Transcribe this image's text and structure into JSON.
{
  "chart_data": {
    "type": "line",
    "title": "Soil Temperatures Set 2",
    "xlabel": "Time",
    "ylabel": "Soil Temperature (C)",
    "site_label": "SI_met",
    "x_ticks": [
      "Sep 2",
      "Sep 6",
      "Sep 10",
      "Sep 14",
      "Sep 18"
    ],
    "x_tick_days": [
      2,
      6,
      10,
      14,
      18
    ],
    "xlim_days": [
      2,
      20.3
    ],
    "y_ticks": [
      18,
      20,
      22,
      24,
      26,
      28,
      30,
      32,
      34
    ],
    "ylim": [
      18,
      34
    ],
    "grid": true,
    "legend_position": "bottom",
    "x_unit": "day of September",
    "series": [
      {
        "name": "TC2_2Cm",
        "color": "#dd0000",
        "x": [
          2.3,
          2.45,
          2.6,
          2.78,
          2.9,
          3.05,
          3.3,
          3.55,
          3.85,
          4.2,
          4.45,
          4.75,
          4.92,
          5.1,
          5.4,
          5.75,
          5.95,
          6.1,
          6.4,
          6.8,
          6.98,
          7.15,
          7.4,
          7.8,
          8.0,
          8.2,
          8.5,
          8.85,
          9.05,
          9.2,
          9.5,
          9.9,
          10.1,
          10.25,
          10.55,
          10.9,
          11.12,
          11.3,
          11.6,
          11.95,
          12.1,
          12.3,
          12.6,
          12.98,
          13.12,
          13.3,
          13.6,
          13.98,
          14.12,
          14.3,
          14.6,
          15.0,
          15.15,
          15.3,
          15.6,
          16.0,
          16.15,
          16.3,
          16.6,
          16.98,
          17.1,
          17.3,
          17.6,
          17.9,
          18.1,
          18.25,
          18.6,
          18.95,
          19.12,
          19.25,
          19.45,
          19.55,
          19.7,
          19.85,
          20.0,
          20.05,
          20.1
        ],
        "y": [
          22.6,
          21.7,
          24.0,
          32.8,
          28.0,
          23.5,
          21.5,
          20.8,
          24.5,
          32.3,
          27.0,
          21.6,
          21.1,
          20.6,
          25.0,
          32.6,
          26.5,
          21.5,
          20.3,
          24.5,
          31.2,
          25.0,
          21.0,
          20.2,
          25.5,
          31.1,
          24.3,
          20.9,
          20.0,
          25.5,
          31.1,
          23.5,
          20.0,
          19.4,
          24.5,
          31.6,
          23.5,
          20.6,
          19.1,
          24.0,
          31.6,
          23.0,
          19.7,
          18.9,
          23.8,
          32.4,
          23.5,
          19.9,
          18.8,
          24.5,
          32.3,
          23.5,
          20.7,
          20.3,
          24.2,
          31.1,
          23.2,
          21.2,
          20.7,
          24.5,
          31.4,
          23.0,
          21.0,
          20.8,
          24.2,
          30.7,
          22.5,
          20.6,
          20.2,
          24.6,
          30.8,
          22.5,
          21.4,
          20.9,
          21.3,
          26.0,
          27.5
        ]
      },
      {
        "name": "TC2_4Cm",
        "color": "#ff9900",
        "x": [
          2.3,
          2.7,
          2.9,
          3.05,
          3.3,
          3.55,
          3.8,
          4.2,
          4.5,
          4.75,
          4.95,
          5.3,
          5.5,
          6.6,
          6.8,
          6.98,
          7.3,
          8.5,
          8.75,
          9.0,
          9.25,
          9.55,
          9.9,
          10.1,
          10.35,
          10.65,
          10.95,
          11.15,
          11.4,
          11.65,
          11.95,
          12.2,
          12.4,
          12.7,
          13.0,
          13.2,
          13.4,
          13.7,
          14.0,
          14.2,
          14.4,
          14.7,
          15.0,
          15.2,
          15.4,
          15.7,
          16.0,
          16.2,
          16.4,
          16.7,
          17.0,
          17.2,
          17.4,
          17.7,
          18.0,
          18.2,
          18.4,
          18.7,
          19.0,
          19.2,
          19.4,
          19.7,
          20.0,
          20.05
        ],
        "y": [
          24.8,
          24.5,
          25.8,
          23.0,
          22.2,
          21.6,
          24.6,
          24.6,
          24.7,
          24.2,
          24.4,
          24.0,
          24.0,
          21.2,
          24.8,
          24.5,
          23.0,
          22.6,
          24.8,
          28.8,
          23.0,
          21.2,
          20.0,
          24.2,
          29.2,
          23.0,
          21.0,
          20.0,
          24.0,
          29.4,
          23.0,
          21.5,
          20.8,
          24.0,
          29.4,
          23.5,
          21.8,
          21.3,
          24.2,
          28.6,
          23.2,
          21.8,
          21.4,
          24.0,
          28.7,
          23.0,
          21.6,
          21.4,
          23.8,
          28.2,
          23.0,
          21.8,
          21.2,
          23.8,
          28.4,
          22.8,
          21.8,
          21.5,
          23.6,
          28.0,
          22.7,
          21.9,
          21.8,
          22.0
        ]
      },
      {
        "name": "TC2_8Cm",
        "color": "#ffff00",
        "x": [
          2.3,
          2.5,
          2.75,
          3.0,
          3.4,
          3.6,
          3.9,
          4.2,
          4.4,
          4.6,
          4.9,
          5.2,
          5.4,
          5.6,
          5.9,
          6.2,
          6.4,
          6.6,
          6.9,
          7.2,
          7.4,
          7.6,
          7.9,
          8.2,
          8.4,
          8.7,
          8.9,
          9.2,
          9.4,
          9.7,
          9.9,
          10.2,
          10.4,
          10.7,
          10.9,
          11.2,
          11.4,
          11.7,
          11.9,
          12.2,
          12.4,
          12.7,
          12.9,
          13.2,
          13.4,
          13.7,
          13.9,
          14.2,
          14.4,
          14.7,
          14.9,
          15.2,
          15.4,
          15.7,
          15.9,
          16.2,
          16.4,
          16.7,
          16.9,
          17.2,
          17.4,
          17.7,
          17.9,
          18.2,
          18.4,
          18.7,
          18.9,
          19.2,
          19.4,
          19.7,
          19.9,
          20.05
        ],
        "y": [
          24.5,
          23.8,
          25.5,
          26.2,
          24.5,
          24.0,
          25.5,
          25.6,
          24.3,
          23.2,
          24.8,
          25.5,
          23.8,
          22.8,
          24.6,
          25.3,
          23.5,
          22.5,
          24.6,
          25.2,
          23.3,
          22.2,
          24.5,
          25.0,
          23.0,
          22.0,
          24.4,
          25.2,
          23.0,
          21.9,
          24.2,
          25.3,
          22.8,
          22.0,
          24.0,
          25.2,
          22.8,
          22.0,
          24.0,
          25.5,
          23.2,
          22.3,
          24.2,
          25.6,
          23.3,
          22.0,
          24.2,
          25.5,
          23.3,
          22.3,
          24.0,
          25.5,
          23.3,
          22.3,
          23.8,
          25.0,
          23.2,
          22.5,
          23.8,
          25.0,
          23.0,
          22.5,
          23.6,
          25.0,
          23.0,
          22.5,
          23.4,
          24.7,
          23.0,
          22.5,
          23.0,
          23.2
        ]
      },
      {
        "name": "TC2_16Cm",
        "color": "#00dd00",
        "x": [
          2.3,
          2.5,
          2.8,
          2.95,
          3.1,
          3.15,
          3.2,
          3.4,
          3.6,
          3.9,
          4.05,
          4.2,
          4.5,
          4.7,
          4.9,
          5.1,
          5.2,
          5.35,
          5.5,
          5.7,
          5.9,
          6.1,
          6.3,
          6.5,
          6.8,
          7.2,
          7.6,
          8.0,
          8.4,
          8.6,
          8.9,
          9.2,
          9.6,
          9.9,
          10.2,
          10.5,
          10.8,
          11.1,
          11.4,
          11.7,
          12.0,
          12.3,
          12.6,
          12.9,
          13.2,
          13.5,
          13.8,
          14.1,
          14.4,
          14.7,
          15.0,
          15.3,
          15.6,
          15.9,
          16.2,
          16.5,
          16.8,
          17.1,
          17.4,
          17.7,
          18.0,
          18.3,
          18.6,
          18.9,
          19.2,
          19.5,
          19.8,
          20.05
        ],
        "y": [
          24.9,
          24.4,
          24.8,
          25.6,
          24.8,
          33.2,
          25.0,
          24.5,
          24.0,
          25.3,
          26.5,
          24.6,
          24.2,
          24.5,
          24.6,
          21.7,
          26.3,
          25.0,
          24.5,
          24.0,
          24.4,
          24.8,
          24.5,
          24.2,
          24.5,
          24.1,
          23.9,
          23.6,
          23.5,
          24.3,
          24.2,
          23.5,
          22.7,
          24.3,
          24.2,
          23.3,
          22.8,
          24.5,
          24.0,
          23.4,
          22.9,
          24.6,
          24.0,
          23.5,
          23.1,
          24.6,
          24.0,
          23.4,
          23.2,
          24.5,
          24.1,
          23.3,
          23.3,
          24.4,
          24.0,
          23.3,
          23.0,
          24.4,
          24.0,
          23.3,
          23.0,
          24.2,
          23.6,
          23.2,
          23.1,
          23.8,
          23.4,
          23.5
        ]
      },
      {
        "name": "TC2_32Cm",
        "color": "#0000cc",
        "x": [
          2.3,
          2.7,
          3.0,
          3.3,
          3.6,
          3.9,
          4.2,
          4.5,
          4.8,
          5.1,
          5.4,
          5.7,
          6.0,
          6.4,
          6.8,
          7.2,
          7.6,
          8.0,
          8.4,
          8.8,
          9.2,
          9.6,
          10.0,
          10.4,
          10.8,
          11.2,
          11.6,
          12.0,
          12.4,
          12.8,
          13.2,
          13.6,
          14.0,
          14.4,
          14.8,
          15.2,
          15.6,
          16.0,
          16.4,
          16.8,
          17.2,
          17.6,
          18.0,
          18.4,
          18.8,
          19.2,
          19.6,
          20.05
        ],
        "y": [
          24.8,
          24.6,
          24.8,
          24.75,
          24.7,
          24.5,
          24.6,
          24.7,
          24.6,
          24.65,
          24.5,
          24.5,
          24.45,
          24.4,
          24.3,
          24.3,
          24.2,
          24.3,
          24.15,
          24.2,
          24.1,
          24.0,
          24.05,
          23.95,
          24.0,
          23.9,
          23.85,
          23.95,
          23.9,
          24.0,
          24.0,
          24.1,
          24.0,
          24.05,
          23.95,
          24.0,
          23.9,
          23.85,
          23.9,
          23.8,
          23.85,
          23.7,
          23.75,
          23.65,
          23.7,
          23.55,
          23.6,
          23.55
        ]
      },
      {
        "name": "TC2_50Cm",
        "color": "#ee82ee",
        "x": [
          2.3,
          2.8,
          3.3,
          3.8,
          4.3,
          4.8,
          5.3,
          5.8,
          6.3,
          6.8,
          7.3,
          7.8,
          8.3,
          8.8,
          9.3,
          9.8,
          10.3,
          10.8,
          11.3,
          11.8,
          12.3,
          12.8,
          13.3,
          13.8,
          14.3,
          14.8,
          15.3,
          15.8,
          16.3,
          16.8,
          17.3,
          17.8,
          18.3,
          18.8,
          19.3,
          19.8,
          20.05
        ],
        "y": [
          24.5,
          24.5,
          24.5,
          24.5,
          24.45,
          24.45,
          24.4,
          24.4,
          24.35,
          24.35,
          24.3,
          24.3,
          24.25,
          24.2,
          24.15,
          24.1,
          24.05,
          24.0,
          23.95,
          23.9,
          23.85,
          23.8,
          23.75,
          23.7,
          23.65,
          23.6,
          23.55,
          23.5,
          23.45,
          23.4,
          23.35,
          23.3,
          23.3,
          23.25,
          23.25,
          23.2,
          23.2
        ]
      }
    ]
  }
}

━━━━━━━━━━

:: Set problem ::
In the entries above, count each line with "Soil"; reply with the total only.

:: Task result ::
2